#### The problem
From the listing below, pull out the lines that hold "Boston".

○ ○ ○ ○

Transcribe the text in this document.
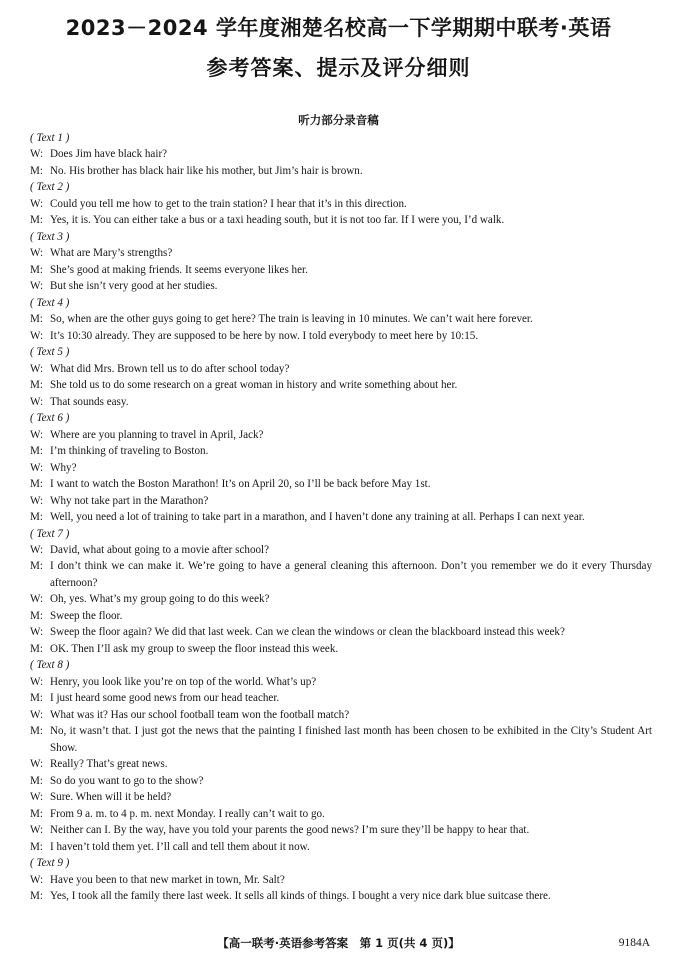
2023－2024 学年度湘楚名校高一下学期期中联考·英语
参考答案、提示及评分细则
听力部分录音稿
( Text 1 )
W: Does Jim have black hair?
M: No. His brother has black hair like his mother, but Jim’s hair is brown.
( Text 2 )
W: Could you tell me how to get to the train station? I hear that it’s in this direction.
M: Yes, it is. You can either take a bus or a taxi heading south, but it is not too far. If I were you, I’d walk.
( Text 3 )
W: What are Mary’s strengths?
M: She’s good at making friends. It seems everyone likes her.
W: But she isn’t very good at her studies.
( Text 4 )
M: So, when are the other guys going to get here? The train is leaving in 10 minutes. We can’t wait here forever.
W: It’s 10:30 already. They are supposed to be here by now. I told everybody to meet here by 10:15.
( Text 5 )
W: What did Mrs. Brown tell us to do after school today?
M: She told us to do some research on a great woman in history and write something about her.
W: That sounds easy.
( Text 6 )
W: Where are you planning to travel in April, Jack?
M: I’m thinking of traveling to Boston.
W: Why?
M: I want to watch the Boston Marathon! It’s on April 20, so I’ll be back before May 1st.
W: Why not take part in the Marathon?
M: Well, you need a lot of training to take part in a marathon, and I haven’t done any training at all. Perhaps I can next year.
( Text 7 )
W: David, what about going to a movie after school?
M: I don’t think we can make it. We’re going to have a general cleaning this afternoon. Don’t you remember we do it every Thursday afternoon?
W: Oh, yes. What’s my group going to do this week?
M: Sweep the floor.
W: Sweep the floor again? We did that last week. Can we clean the windows or clean the blackboard instead this week?
M: OK. Then I’ll ask my group to sweep the floor instead this week.
( Text 8 )
W: Henry, you look like you’re on top of the world. What’s up?
M: I just heard some good news from our head teacher.
W: What was it? Has our school football team won the football match?
M: No, it wasn’t that. I just got the news that the painting I finished last month has been chosen to be exhibited in the City’s Student Art Show.
W: Really? That’s great news.
M: So do you want to go to the show?
W: Sure. When will it be held?
M: From 9 a. m. to 4 p. m. next Monday. I really can’t wait to go.
W: Neither can I. By the way, have you told your parents the good news? I’m sure they’ll be happy to hear that.
M: I haven’t told them yet. I’ll call and tell them about it now.
( Text 9 )
W: Have you been to that new market in town, Mr. Salt?
M: Yes, I took all the family there last week. It sells all kinds of things. I bought a very nice dark blue suitcase there.
【高一联考·英语参考答案　第 1 页(共 4 页)】	9184A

○ ○ ○ ○

#### Result of this task
M: I’m thinking of traveling to Boston.
M: I want to watch the Boston Marathon! It’s on April 20, so I’ll be back before May 1st.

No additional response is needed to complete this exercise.